A block of data:
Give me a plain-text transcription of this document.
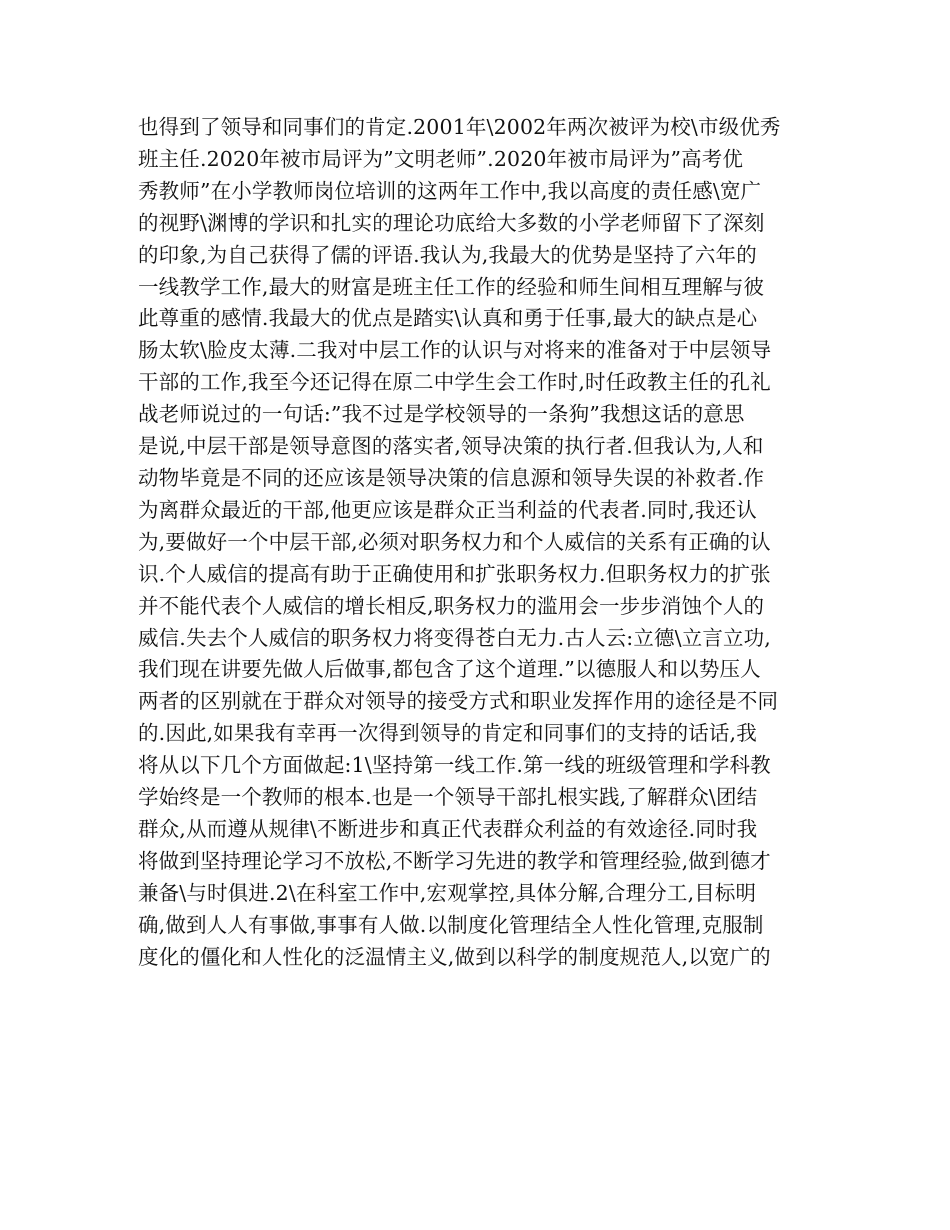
也得到了领导和同事们的肯定.2001年\2002年两次被评为校\市级优秀
班主任.2020年被市局评为”文明老师”.2020年被市局评为”高考优
秀教师”在小学教师岗位培训的这两年工作中,我以高度的责任感\宽广
的视野\渊博的学识和扎实的理论功底给大多数的小学老师留下了深刻
的印象,为自己获得了儒的评语.我认为,我最大的优势是坚持了六年的
一线教学工作,最大的财富是班主任工作的经验和师生间相互理解与彼
此尊重的感情.我最大的优点是踏实\认真和勇于任事,最大的缺点是心
肠太软\脸皮太薄.二我对中层工作的认识与对将来的准备对于中层领导
干部的工作,我至今还记得在原二中学生会工作时,时任政教主任的孔礼
战老师说过的一句话:”我不过是学校领导的一条狗”我想这话的意思
是说,中层干部是领导意图的落实者,领导决策的执行者.但我认为,人和
动物毕竟是不同的还应该是领导决策的信息源和领导失误的补救者.作
为离群众最近的干部,他更应该是群众正当利益的代表者.同时,我还认
为,要做好一个中层干部,必须对职务权力和个人威信的关系有正确的认
识.个人威信的提高有助于正确使用和扩张职务权力.但职务权力的扩张
并不能代表个人威信的增长相反,职务权力的滥用会一步步消蚀个人的
威信.失去个人威信的职务权力将变得苍白无力.古人云:立德\立言立功,
我们现在讲要先做人后做事,都包含了这个道理.”以德服人和以势压人
两者的区别就在于群众对领导的接受方式和职业发挥作用的途径是不同
的.因此,如果我有幸再一次得到领导的肯定和同事们的支持的话话,我
将从以下几个方面做起:1\坚持第一线工作.第一线的班级管理和学科教
学始终是一个教师的根本.也是一个领导干部扎根实践,了解群众\团结
群众,从而遵从规律\不断进步和真正代表群众利益的有效途径.同时我
将做到坚持理论学习不放松,不断学习先进的教学和管理经验,做到德才
兼备\与时俱进.2\在科室工作中,宏观掌控,具体分解,合理分工,目标明
确,做到人人有事做,事事有人做.以制度化管理结全人性化管理,克服制
度化的僵化和人性化的泛温情主义,做到以科学的制度规范人,以宽广的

What to produce: Quote the records above in full, dropping each picture.

Exercise answer:
Give me a plain-text transcription of this document.
也得到了领导和同事们的肯定.2001年\2002年两次被评为校\市级优秀
班主任.2020年被市局评为”文明老师”.2020年被市局评为”高考优
秀教师”在小学教师岗位培训的这两年工作中,我以高度的责任感\宽广
的视野\渊博的学识和扎实的理论功底给大多数的小学老师留下了深刻
的印象,为自己获得了儒的评语.我认为,我最大的优势是坚持了六年的
一线教学工作,最大的财富是班主任工作的经验和师生间相互理解与彼
此尊重的感情.我最大的优点是踏实\认真和勇于任事,最大的缺点是心
肠太软\脸皮太薄.二我对中层工作的认识与对将来的准备对于中层领导
干部的工作,我至今还记得在原二中学生会工作时,时任政教主任的孔礼
战老师说过的一句话:”我不过是学校领导的一条狗”我想这话的意思
是说,中层干部是领导意图的落实者,领导决策的执行者.但我认为,人和
动物毕竟是不同的还应该是领导决策的信息源和领导失误的补救者.作
为离群众最近的干部,他更应该是群众正当利益的代表者.同时,我还认
为,要做好一个中层干部,必须对职务权力和个人威信的关系有正确的认
识.个人威信的提高有助于正确使用和扩张职务权力.但职务权力的扩张
并不能代表个人威信的增长相反,职务权力的滥用会一步步消蚀个人的
威信.失去个人威信的职务权力将变得苍白无力.古人云:立德\立言立功,
我们现在讲要先做人后做事,都包含了这个道理.”以德服人和以势压人
两者的区别就在于群众对领导的接受方式和职业发挥作用的途径是不同
的.因此,如果我有幸再一次得到领导的肯定和同事们的支持的话话,我
将从以下几个方面做起:1\坚持第一线工作.第一线的班级管理和学科教
学始终是一个教师的根本.也是一个领导干部扎根实践,了解群众\团结
群众,从而遵从规律\不断进步和真正代表群众利益的有效途径.同时我
将做到坚持理论学习不放松,不断学习先进的教学和管理经验,做到德才
兼备\与时俱进.2\在科室工作中,宏观掌控,具体分解,合理分工,目标明
确,做到人人有事做,事事有人做.以制度化管理结全人性化管理,克服制
度化的僵化和人性化的泛温情主义,做到以科学的制度规范人,以宽广的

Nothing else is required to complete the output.